>> begin Data for the task

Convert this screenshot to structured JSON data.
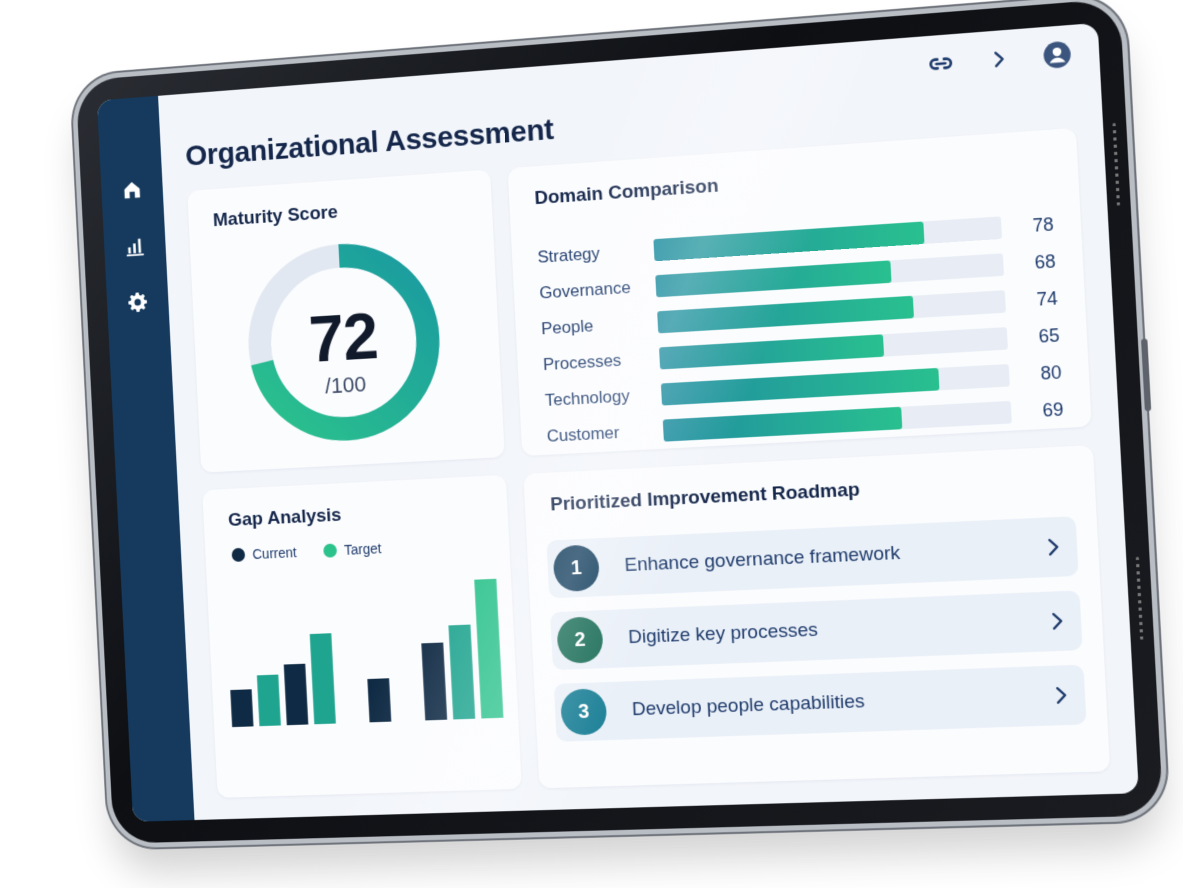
{
  "title": "Organizational Assessment",
  "nav": {
    "items": [
      {
        "name": "home",
        "icon": "home-icon"
      },
      {
        "name": "analytics",
        "icon": "bar-chart-icon"
      },
      {
        "name": "settings",
        "icon": "gear-icon"
      }
    ]
  },
  "topbar": {
    "icons": [
      "link-icon",
      "chevron-right-icon",
      "user-avatar-icon"
    ]
  },
  "maturity": {
    "title": "Maturity Score",
    "value": "72",
    "max_label": "/100",
    "fraction": 0.72
  },
  "domain": {
    "title": "Domain Comparison",
    "items": [
      {
        "label": "Strategy",
        "value": "78"
      },
      {
        "label": "Governance",
        "value": "68"
      },
      {
        "label": "People",
        "value": "74"
      },
      {
        "label": "Processes",
        "value": "65"
      },
      {
        "label": "Technology",
        "value": "80"
      },
      {
        "label": "Customer",
        "value": "69"
      }
    ]
  },
  "gap": {
    "title": "Gap Analysis",
    "legend_current": "Current",
    "legend_target": "Target"
  },
  "roadmap": {
    "title": "Prioritized Improvement Roadmap",
    "items": [
      {
        "number": "1",
        "text": "Enhance governance framework",
        "color": "#0e3a5a"
      },
      {
        "number": "2",
        "text": "Digitize key processes",
        "color": "#176b55"
      },
      {
        "number": "3",
        "text": "Develop people capabilities",
        "color": "#1a7f96"
      }
    ]
  },
  "colors": {
    "navy": "#153a5e",
    "teal": "#1fa48f",
    "green": "#2bc28c",
    "dark_bar": "#0f2a44"
  },
  "chart_data": {
    "type": "bar",
    "categories": [
      "",
      "",
      "",
      "",
      "",
      "",
      "",
      "",
      "",
      ""
    ],
    "series": [
      {
        "name": "Current",
        "values": [
          38,
          0,
          62,
          0,
          0,
          44,
          0,
          78,
          0,
          0
        ]
      },
      {
        "name": "Target",
        "values": [
          0,
          52,
          0,
          92,
          0,
          0,
          0,
          0,
          95,
          140
        ]
      }
    ],
    "ylim": [
      0,
      150
    ],
    "grid": false,
    "legend": "top-left"
  }
}
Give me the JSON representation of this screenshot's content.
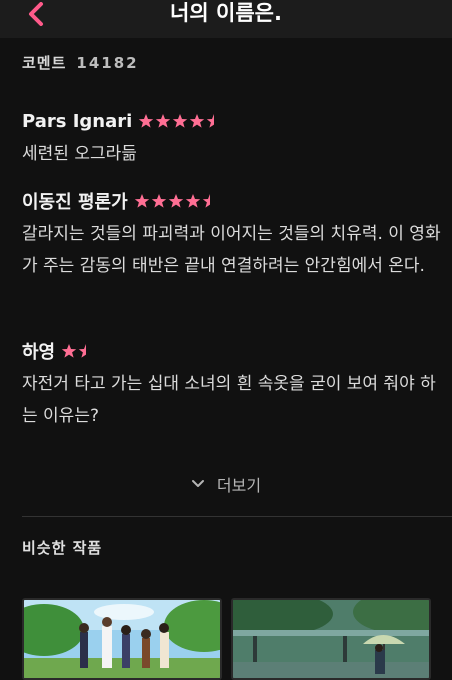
{
  "header": {
    "title": "너의 이름은."
  },
  "comments": {
    "label": "코멘트",
    "count": "14182",
    "more_label": "더보기"
  },
  "reviews": [
    {
      "author": "Pars Ignari",
      "rating": 4.5,
      "text": "세련된 오그라듦"
    },
    {
      "author": "이동진 평론가",
      "rating": 4.5,
      "text": "갈라지는 것들의 파괴력과 이어지는 것들의 치유력. 이 영화가 주는 감동의 태반은 끝내 연결하려는 안간힘에서 온다."
    },
    {
      "author": "하영",
      "rating": 1.5,
      "text": "자전거 타고 가는 십대 소녀의 흰 속옷을 굳이 보여 줘야 하는 이유는?"
    }
  ],
  "similar": {
    "title": "비슷한 작품"
  },
  "colors": {
    "accent": "#ff5a8a",
    "star": "#ff6f94"
  }
}
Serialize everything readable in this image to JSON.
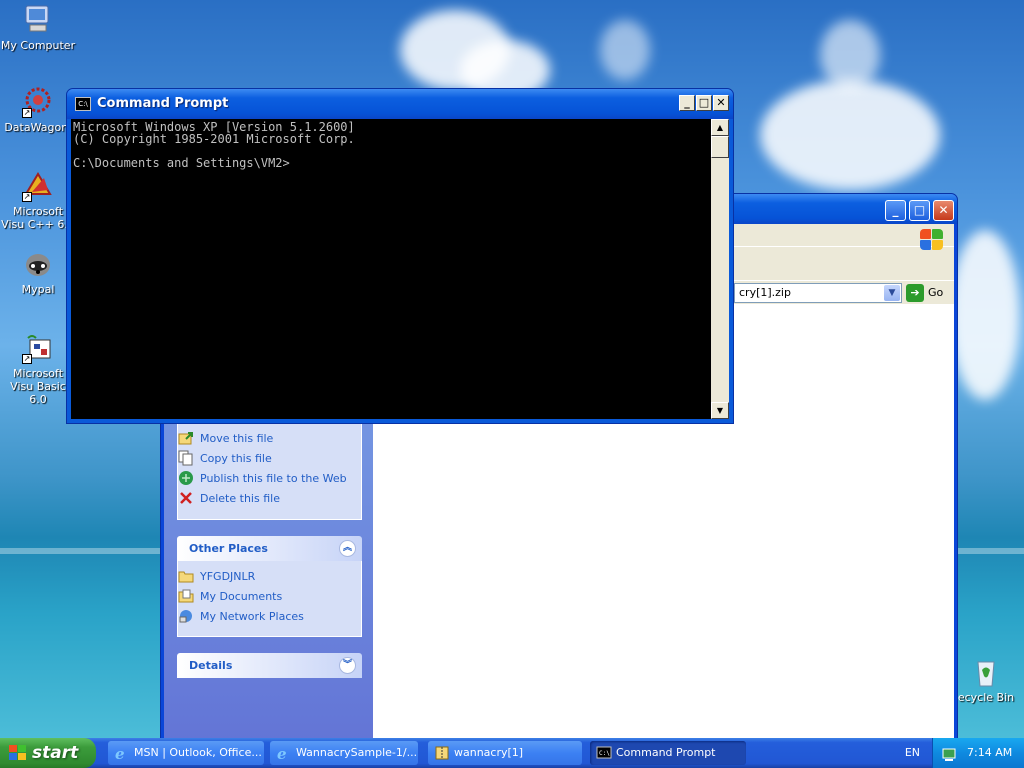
{
  "desktop": {
    "icons": [
      {
        "label": "My Computer"
      },
      {
        "label": "DataWagon."
      },
      {
        "label": "Microsoft Visu C++ 6.0"
      },
      {
        "label": "Mypal"
      },
      {
        "label": "Microsoft Visu Basic 6.0"
      },
      {
        "label": "ecycle Bin"
      }
    ]
  },
  "cmd": {
    "title": "Command Prompt",
    "icon_text": "C:\\",
    "lines": [
      "Microsoft Windows XP [Version 5.1.2600]",
      "(C) Copyright 1985-2001 Microsoft Corp.",
      "",
      "C:\\Documents and Settings\\VM2>"
    ],
    "min_glyph": "_",
    "max_glyph": "□",
    "close_glyph": "✕"
  },
  "explorer": {
    "address_value": "cry[1].zip",
    "go_label": "Go",
    "file_tasks": [
      {
        "label": "Move this file",
        "icon": "move-icon"
      },
      {
        "label": "Copy this file",
        "icon": "copy-icon"
      },
      {
        "label": "Publish this file to the Web",
        "icon": "publish-icon"
      },
      {
        "label": "Delete this file",
        "icon": "delete-icon"
      }
    ],
    "other_places_title": "Other Places",
    "other_places": [
      {
        "label": "YFGDJNLR",
        "icon": "folder-icon"
      },
      {
        "label": "My Documents",
        "icon": "my-documents-icon"
      },
      {
        "label": "My Network Places",
        "icon": "network-icon"
      }
    ],
    "details_title": "Details"
  },
  "taskbar": {
    "start_label": "start",
    "buttons": [
      {
        "label": "MSN | Outlook, Office...",
        "icon": "ie-icon"
      },
      {
        "label": "WannacrySample-1/...",
        "icon": "ie-icon"
      },
      {
        "label": "wannacry[1]",
        "icon": "zip-folder-icon"
      },
      {
        "label": "Command Prompt",
        "icon": "cmd-icon"
      }
    ],
    "language": "EN",
    "clock": "7:14 AM"
  }
}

>> end Data for the task

## Request
Reproduce the records above exactly, leaving out every picture they contain.

## Result
Convert this screenshot to structured JSON data.
{
  "title": "Organizational Assessment",
  "nav": {
    "items": [
      {
        "name": "home",
        "icon": "home-icon"
      },
      {
        "name": "analytics",
        "icon": "bar-chart-icon"
      },
      {
        "name": "settings",
        "icon": "gear-icon"
      }
    ]
  },
  "topbar": {
    "icons": [
      "link-icon",
      "chevron-right-icon",
      "user-avatar-icon"
    ]
  },
  "maturity": {
    "title": "Maturity Score",
    "value": "72",
    "max_label": "/100",
    "fraction": 0.72
  },
  "domain": {
    "title": "Domain Comparison",
    "items": [
      {
        "label": "Strategy",
        "value": "78"
      },
      {
        "label": "Governance",
        "value": "68"
      },
      {
        "label": "People",
        "value": "74"
      },
      {
        "label": "Processes",
        "value": "65"
      },
      {
        "label": "Technology",
        "value": "80"
      },
      {
        "label": "Customer",
        "value": "69"
      }
    ]
  },
  "gap": {
    "title": "Gap Analysis",
    "legend_current": "Current",
    "legend_target": "Target"
  },
  "roadmap": {
    "title": "Prioritized Improvement Roadmap",
    "items": [
      {
        "number": "1",
        "text": "Enhance governance framework",
        "color": "#0e3a5a"
      },
      {
        "number": "2",
        "text": "Digitize key processes",
        "color": "#176b55"
      },
      {
        "number": "3",
        "text": "Develop people capabilities",
        "color": "#1a7f96"
      }
    ]
  },
  "colors": {
    "navy": "#153a5e",
    "teal": "#1fa48f",
    "green": "#2bc28c",
    "dark_bar": "#0f2a44"
  },
  "chart_data": {
    "type": "bar",
    "categories": [
      "",
      "",
      "",
      "",
      "",
      "",
      "",
      "",
      "",
      ""
    ],
    "series": [
      {
        "name": "Current",
        "values": [
          38,
          0,
          62,
          0,
          0,
          44,
          0,
          78,
          0,
          0
        ]
      },
      {
        "name": "Target",
        "values": [
          0,
          52,
          0,
          92,
          0,
          0,
          0,
          0,
          95,
          140
        ]
      }
    ],
    "ylim": [
      0,
      150
    ],
    "grid": false,
    "legend": "top-left"
  }
}
Give me the JSON representation of this screenshot's content.
{
  "header": {
    "title": "너의 이름은."
  },
  "comments": {
    "label": "코멘트",
    "count": "14182",
    "more_label": "더보기"
  },
  "reviews": [
    {
      "author": "Pars Ignari",
      "rating": 4.5,
      "text": "세련된 오그라듦"
    },
    {
      "author": "이동진 평론가",
      "rating": 4.5,
      "text": "갈라지는 것들의 파괴력과 이어지는 것들의 치유력. 이 영화가 주는 감동의 태반은 끝내 연결하려는 안간힘에서 온다."
    },
    {
      "author": "하영",
      "rating": 1.5,
      "text": "자전거 타고 가는 십대 소녀의 흰 속옷을 굳이 보여 줘야 하는 이유는?"
    }
  ],
  "similar": {
    "title": "비슷한 작품"
  },
  "colors": {
    "accent": "#ff5a8a",
    "star": "#ff6f94"
  }
}
Serialize everything readable in this image to JSON.
{
  "desktop": {
    "icons": [
      {
        "label": "My Computer"
      },
      {
        "label": "DataWagon."
      },
      {
        "label": "Microsoft Visu C++ 6.0"
      },
      {
        "label": "Mypal"
      },
      {
        "label": "Microsoft Visu Basic 6.0"
      },
      {
        "label": "ecycle Bin"
      }
    ]
  },
  "cmd": {
    "title": "Command Prompt",
    "icon_text": "C:\\",
    "lines": [
      "Microsoft Windows XP [Version 5.1.2600]",
      "(C) Copyright 1985-2001 Microsoft Corp.",
      "",
      "C:\\Documents and Settings\\VM2>"
    ],
    "min_glyph": "_",
    "max_glyph": "□",
    "close_glyph": "✕"
  },
  "explorer": {
    "address_value": "cry[1].zip",
    "go_label": "Go",
    "file_tasks": [
      {
        "label": "Move this file",
        "icon": "move-icon"
      },
      {
        "label": "Copy this file",
        "icon": "copy-icon"
      },
      {
        "label": "Publish this file to the Web",
        "icon": "publish-icon"
      },
      {
        "label": "Delete this file",
        "icon": "delete-icon"
      }
    ],
    "other_places_title": "Other Places",
    "other_places": [
      {
        "label": "YFGDJNLR",
        "icon": "folder-icon"
      },
      {
        "label": "My Documents",
        "icon": "my-documents-icon"
      },
      {
        "label": "My Network Places",
        "icon": "network-icon"
      }
    ],
    "details_title": "Details"
  },
  "taskbar": {
    "start_label": "start",
    "buttons": [
      {
        "label": "MSN | Outlook, Office...",
        "icon": "ie-icon"
      },
      {
        "label": "WannacrySample-1/...",
        "icon": "ie-icon"
      },
      {
        "label": "wannacry[1]",
        "icon": "zip-folder-icon"
      },
      {
        "label": "Command Prompt",
        "icon": "cmd-icon"
      }
    ],
    "language": "EN",
    "clock": "7:14 AM"
  }
}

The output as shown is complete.